Output the entries below exactly as written, omitting pictures.

* BEGIN Provided material *

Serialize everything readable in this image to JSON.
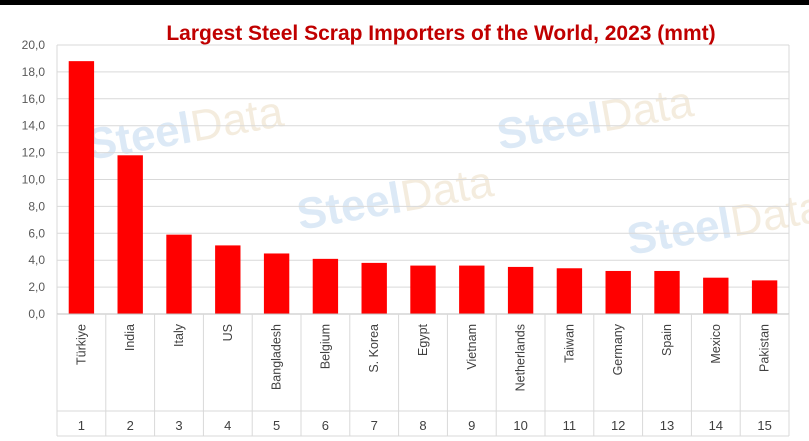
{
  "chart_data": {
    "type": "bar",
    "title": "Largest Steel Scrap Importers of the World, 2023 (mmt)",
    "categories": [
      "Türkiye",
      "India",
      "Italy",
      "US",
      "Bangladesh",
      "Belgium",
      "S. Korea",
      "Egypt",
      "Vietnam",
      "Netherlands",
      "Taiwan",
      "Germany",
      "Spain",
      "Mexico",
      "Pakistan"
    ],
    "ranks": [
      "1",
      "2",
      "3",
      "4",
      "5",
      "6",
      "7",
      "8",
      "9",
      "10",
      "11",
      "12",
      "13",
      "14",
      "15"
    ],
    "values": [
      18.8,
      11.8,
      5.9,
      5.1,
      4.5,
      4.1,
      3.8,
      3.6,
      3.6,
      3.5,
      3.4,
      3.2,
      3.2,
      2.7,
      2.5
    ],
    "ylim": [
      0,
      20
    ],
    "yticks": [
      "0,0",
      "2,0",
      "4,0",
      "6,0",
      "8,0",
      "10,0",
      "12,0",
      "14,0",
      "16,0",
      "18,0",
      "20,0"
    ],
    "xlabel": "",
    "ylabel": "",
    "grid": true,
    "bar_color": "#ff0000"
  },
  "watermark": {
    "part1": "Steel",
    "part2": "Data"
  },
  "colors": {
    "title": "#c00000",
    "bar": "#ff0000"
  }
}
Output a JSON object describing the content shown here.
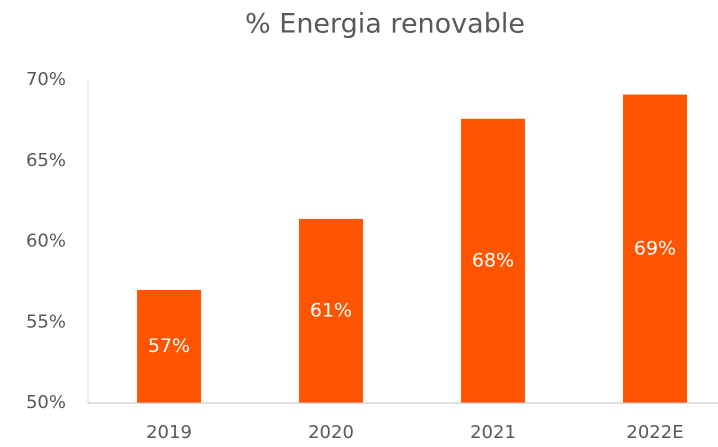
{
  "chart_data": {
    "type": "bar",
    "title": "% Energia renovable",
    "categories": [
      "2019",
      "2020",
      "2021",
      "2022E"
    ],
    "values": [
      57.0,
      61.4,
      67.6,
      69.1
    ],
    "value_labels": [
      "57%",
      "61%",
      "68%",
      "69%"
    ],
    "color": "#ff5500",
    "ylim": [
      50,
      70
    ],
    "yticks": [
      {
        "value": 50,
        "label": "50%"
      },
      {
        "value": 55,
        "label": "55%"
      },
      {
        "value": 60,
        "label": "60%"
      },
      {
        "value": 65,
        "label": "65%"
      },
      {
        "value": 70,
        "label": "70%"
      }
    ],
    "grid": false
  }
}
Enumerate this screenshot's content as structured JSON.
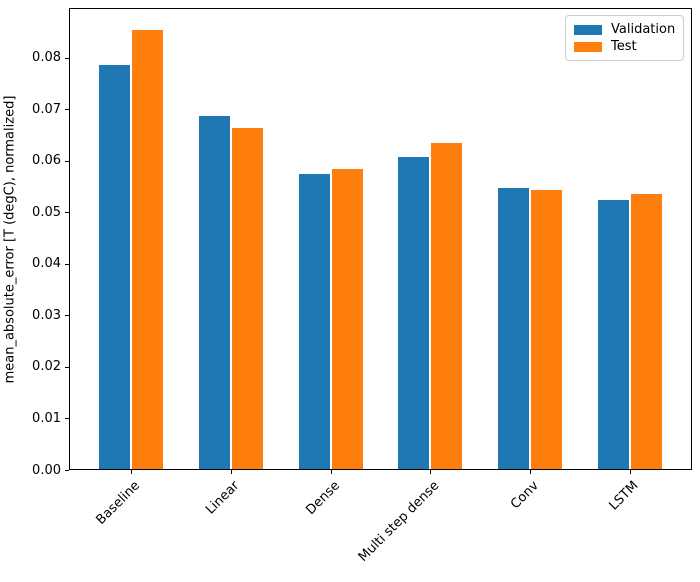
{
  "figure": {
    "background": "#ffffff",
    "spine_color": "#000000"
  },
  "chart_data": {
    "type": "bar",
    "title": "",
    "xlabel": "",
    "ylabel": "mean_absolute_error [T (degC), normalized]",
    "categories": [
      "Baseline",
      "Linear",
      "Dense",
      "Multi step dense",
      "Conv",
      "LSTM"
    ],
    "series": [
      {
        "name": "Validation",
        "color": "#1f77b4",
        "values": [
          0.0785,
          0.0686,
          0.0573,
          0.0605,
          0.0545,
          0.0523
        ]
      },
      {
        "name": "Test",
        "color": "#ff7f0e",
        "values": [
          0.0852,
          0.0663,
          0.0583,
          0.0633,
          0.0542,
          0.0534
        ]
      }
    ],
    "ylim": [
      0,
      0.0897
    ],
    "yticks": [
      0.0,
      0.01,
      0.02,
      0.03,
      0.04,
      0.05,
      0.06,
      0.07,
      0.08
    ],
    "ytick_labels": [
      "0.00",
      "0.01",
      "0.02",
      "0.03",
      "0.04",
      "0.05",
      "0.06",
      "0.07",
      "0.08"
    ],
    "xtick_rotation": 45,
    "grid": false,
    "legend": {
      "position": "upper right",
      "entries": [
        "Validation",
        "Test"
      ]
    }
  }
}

* END Provided material *

• _Final result_:
Serialize everything readable in this image to JSON.
{
  "chart_data": {
    "type": "bar",
    "title": "Largest Steel Scrap Importers of the World, 2023 (mmt)",
    "categories": [
      "Türkiye",
      "India",
      "Italy",
      "US",
      "Bangladesh",
      "Belgium",
      "S. Korea",
      "Egypt",
      "Vietnam",
      "Netherlands",
      "Taiwan",
      "Germany",
      "Spain",
      "Mexico",
      "Pakistan"
    ],
    "ranks": [
      "1",
      "2",
      "3",
      "4",
      "5",
      "6",
      "7",
      "8",
      "9",
      "10",
      "11",
      "12",
      "13",
      "14",
      "15"
    ],
    "values": [
      18.8,
      11.8,
      5.9,
      5.1,
      4.5,
      4.1,
      3.8,
      3.6,
      3.6,
      3.5,
      3.4,
      3.2,
      3.2,
      2.7,
      2.5
    ],
    "ylim": [
      0,
      20
    ],
    "yticks": [
      "0,0",
      "2,0",
      "4,0",
      "6,0",
      "8,0",
      "10,0",
      "12,0",
      "14,0",
      "16,0",
      "18,0",
      "20,0"
    ],
    "xlabel": "",
    "ylabel": "",
    "grid": true,
    "bar_color": "#ff0000"
  },
  "watermark": {
    "part1": "Steel",
    "part2": "Data"
  },
  "colors": {
    "title": "#c00000",
    "bar": "#ff0000"
  }
}
Output a JSON object describing the content shown here.
{
  "chart_data": {
    "type": "bar",
    "title": "% Energia renovable",
    "categories": [
      "2019",
      "2020",
      "2021",
      "2022E"
    ],
    "values": [
      57.0,
      61.4,
      67.6,
      69.1
    ],
    "value_labels": [
      "57%",
      "61%",
      "68%",
      "69%"
    ],
    "color": "#ff5500",
    "ylim": [
      50,
      70
    ],
    "yticks": [
      {
        "value": 50,
        "label": "50%"
      },
      {
        "value": 55,
        "label": "55%"
      },
      {
        "value": 60,
        "label": "60%"
      },
      {
        "value": 65,
        "label": "65%"
      },
      {
        "value": 70,
        "label": "70%"
      }
    ],
    "grid": false
  }
}
Enumerate this screenshot's content as structured JSON.
{
  "figure": {
    "background": "#ffffff",
    "spine_color": "#000000"
  },
  "chart_data": {
    "type": "bar",
    "title": "",
    "xlabel": "",
    "ylabel": "mean_absolute_error [T (degC), normalized]",
    "categories": [
      "Baseline",
      "Linear",
      "Dense",
      "Multi step dense",
      "Conv",
      "LSTM"
    ],
    "series": [
      {
        "name": "Validation",
        "color": "#1f77b4",
        "values": [
          0.0785,
          0.0686,
          0.0573,
          0.0605,
          0.0545,
          0.0523
        ]
      },
      {
        "name": "Test",
        "color": "#ff7f0e",
        "values": [
          0.0852,
          0.0663,
          0.0583,
          0.0633,
          0.0542,
          0.0534
        ]
      }
    ],
    "ylim": [
      0,
      0.0897
    ],
    "yticks": [
      0.0,
      0.01,
      0.02,
      0.03,
      0.04,
      0.05,
      0.06,
      0.07,
      0.08
    ],
    "ytick_labels": [
      "0.00",
      "0.01",
      "0.02",
      "0.03",
      "0.04",
      "0.05",
      "0.06",
      "0.07",
      "0.08"
    ],
    "xtick_rotation": 45,
    "grid": false,
    "legend": {
      "position": "upper right",
      "entries": [
        "Validation",
        "Test"
      ]
    }
  }
}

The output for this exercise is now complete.